=== STORED RECORDS ===
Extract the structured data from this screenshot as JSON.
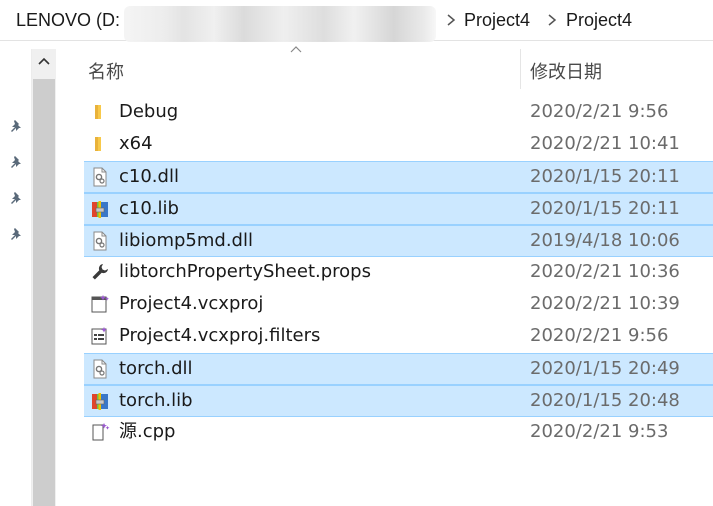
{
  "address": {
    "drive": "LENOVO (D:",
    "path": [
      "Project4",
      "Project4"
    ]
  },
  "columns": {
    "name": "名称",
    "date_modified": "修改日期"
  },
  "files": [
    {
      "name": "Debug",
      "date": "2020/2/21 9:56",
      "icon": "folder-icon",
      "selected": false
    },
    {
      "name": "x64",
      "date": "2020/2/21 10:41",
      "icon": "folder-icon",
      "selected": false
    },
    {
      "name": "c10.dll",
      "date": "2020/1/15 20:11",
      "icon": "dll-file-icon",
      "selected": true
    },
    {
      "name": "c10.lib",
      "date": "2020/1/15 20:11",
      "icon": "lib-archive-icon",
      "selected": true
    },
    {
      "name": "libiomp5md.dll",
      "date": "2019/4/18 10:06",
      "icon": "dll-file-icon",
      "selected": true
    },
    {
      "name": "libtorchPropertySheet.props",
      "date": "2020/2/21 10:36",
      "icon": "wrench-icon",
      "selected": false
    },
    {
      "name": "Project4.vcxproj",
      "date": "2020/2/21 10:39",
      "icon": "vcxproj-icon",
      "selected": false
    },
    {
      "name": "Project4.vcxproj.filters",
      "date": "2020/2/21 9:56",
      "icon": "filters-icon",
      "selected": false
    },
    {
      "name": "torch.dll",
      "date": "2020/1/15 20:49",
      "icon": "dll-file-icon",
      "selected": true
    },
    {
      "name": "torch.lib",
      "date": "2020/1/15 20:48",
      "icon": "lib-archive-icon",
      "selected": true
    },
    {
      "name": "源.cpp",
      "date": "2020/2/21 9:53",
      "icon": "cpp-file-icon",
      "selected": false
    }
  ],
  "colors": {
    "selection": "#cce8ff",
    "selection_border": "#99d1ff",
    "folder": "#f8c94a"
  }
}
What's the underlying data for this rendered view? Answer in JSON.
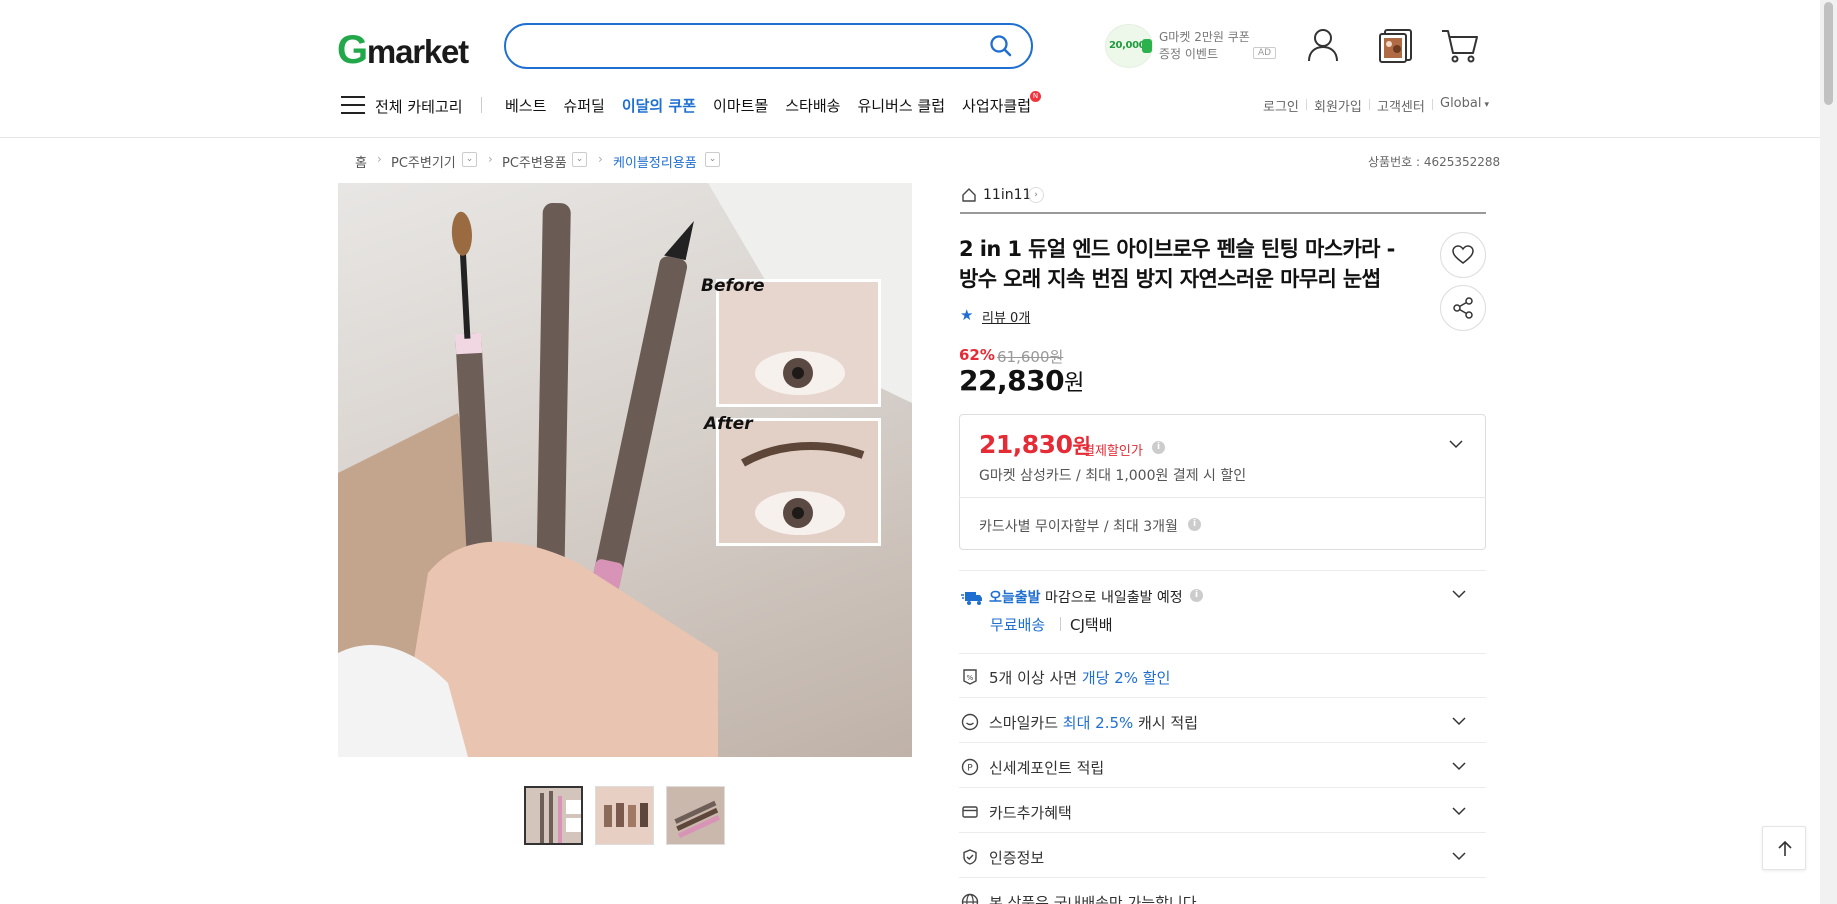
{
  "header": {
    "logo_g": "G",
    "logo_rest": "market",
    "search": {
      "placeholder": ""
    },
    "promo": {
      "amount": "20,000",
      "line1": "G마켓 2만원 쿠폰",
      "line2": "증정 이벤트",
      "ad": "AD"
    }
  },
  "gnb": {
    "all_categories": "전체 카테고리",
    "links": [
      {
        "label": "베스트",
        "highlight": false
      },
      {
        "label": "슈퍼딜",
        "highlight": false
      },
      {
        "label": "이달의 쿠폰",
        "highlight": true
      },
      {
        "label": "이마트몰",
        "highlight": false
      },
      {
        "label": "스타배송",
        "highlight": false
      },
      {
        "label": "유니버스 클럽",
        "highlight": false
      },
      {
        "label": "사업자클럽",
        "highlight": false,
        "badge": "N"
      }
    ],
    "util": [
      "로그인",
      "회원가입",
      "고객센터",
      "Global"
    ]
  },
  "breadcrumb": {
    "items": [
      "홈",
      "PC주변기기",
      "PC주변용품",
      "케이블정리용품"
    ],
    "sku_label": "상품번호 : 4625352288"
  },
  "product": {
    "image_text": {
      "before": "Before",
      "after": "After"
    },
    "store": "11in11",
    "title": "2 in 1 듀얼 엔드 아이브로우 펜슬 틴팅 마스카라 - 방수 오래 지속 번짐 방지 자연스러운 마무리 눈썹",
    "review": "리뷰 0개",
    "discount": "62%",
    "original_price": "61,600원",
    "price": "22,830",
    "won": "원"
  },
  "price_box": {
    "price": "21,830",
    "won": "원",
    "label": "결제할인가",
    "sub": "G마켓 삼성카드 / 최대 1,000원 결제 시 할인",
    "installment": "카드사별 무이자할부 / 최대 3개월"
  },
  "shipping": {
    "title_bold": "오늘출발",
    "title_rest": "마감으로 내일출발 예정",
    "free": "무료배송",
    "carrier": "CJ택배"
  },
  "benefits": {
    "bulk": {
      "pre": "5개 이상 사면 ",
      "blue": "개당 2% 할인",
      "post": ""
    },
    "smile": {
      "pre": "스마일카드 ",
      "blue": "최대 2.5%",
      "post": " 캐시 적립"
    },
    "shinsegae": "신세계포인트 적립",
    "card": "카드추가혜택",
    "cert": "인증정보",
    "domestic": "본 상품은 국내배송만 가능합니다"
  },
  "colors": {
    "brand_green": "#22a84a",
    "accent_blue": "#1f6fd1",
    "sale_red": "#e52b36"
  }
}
===
PROBLEM TO WORK ON
Reproduce every line of the material precisely, omitting its pictures.

SOLUTION FOR THIS TASK
Extract the structured data from this screenshot as JSON.
{
  "address": {
    "drive": "LENOVO (D:",
    "path": [
      "Project4",
      "Project4"
    ]
  },
  "columns": {
    "name": "名称",
    "date_modified": "修改日期"
  },
  "files": [
    {
      "name": "Debug",
      "date": "2020/2/21 9:56",
      "icon": "folder-icon",
      "selected": false
    },
    {
      "name": "x64",
      "date": "2020/2/21 10:41",
      "icon": "folder-icon",
      "selected": false
    },
    {
      "name": "c10.dll",
      "date": "2020/1/15 20:11",
      "icon": "dll-file-icon",
      "selected": true
    },
    {
      "name": "c10.lib",
      "date": "2020/1/15 20:11",
      "icon": "lib-archive-icon",
      "selected": true
    },
    {
      "name": "libiomp5md.dll",
      "date": "2019/4/18 10:06",
      "icon": "dll-file-icon",
      "selected": true
    },
    {
      "name": "libtorchPropertySheet.props",
      "date": "2020/2/21 10:36",
      "icon": "wrench-icon",
      "selected": false
    },
    {
      "name": "Project4.vcxproj",
      "date": "2020/2/21 10:39",
      "icon": "vcxproj-icon",
      "selected": false
    },
    {
      "name": "Project4.vcxproj.filters",
      "date": "2020/2/21 9:56",
      "icon": "filters-icon",
      "selected": false
    },
    {
      "name": "torch.dll",
      "date": "2020/1/15 20:49",
      "icon": "dll-file-icon",
      "selected": true
    },
    {
      "name": "torch.lib",
      "date": "2020/1/15 20:48",
      "icon": "lib-archive-icon",
      "selected": true
    },
    {
      "name": "源.cpp",
      "date": "2020/2/21 9:53",
      "icon": "cpp-file-icon",
      "selected": false
    }
  ],
  "colors": {
    "selection": "#cce8ff",
    "selection_border": "#99d1ff",
    "folder": "#f8c94a"
  }
}
What's the underlying data for this rendered view? Answer in JSON.
{
  "header": {
    "logo_g": "G",
    "logo_rest": "market",
    "search": {
      "placeholder": ""
    },
    "promo": {
      "amount": "20,000",
      "line1": "G마켓 2만원 쿠폰",
      "line2": "증정 이벤트",
      "ad": "AD"
    }
  },
  "gnb": {
    "all_categories": "전체 카테고리",
    "links": [
      {
        "label": "베스트",
        "highlight": false
      },
      {
        "label": "슈퍼딜",
        "highlight": false
      },
      {
        "label": "이달의 쿠폰",
        "highlight": true
      },
      {
        "label": "이마트몰",
        "highlight": false
      },
      {
        "label": "스타배송",
        "highlight": false
      },
      {
        "label": "유니버스 클럽",
        "highlight": false
      },
      {
        "label": "사업자클럽",
        "highlight": false,
        "badge": "N"
      }
    ],
    "util": [
      "로그인",
      "회원가입",
      "고객센터",
      "Global"
    ]
  },
  "breadcrumb": {
    "items": [
      "홈",
      "PC주변기기",
      "PC주변용품",
      "케이블정리용품"
    ],
    "sku_label": "상품번호 : 4625352288"
  },
  "product": {
    "image_text": {
      "before": "Before",
      "after": "After"
    },
    "store": "11in11",
    "title": "2 in 1 듀얼 엔드 아이브로우 펜슬 틴팅 마스카라 - 방수 오래 지속 번짐 방지 자연스러운 마무리 눈썹",
    "review": "리뷰 0개",
    "discount": "62%",
    "original_price": "61,600원",
    "price": "22,830",
    "won": "원"
  },
  "price_box": {
    "price": "21,830",
    "won": "원",
    "label": "결제할인가",
    "sub": "G마켓 삼성카드 / 최대 1,000원 결제 시 할인",
    "installment": "카드사별 무이자할부 / 최대 3개월"
  },
  "shipping": {
    "title_bold": "오늘출발",
    "title_rest": "마감으로 내일출발 예정",
    "free": "무료배송",
    "carrier": "CJ택배"
  },
  "benefits": {
    "bulk": {
      "pre": "5개 이상 사면 ",
      "blue": "개당 2% 할인",
      "post": ""
    },
    "smile": {
      "pre": "스마일카드 ",
      "blue": "최대 2.5%",
      "post": " 캐시 적립"
    },
    "shinsegae": "신세계포인트 적립",
    "card": "카드추가혜택",
    "cert": "인증정보",
    "domestic": "본 상품은 국내배송만 가능합니다"
  },
  "colors": {
    "brand_green": "#22a84a",
    "accent_blue": "#1f6fd1",
    "sale_red": "#e52b36"
  }
}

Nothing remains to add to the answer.